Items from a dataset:

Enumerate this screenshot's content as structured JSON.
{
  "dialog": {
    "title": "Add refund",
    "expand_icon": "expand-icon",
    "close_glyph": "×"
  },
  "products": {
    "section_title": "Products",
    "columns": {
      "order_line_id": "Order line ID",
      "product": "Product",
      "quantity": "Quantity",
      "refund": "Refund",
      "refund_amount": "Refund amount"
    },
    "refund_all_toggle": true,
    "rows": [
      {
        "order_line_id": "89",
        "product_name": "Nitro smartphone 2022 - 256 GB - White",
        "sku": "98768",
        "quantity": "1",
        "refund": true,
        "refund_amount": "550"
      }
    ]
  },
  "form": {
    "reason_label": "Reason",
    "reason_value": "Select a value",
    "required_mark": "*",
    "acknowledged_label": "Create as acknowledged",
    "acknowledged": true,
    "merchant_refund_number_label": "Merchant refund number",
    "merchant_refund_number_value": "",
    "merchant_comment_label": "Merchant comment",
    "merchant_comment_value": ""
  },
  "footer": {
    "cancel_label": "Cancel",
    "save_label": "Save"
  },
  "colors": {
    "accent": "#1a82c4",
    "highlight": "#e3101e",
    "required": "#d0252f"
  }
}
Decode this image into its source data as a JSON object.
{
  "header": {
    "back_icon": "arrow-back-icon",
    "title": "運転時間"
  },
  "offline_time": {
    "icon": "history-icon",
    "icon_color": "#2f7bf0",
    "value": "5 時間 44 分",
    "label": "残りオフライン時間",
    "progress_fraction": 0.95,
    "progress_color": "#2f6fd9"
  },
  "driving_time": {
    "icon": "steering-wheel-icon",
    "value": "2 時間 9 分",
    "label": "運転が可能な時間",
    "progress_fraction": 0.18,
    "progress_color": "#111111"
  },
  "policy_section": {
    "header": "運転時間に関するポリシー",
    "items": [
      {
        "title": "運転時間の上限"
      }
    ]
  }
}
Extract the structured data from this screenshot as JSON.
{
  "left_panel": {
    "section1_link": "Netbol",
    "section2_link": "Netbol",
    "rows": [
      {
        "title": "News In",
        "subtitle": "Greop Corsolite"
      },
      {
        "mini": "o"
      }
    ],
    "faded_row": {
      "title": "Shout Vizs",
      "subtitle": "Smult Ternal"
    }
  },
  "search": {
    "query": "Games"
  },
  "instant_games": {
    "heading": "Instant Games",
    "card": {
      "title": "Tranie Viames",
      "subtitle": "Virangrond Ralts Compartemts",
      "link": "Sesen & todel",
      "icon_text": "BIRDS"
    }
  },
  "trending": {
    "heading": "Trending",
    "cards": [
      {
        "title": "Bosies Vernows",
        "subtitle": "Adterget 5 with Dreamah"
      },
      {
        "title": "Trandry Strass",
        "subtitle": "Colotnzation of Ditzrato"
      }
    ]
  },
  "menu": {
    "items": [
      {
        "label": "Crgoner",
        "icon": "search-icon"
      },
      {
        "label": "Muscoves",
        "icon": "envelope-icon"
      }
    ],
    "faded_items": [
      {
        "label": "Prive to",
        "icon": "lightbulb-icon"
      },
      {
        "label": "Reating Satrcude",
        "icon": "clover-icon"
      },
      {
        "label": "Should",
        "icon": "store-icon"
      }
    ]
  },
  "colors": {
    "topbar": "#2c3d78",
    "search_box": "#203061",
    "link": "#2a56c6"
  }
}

§ **Aim of the task**
Copy out every line of the listing that includes the string "screenshot".

§ **Exercise solution**
Enumerate this screenshot's content as structured JSON.
Extract the structured data from this screenshot as JSON.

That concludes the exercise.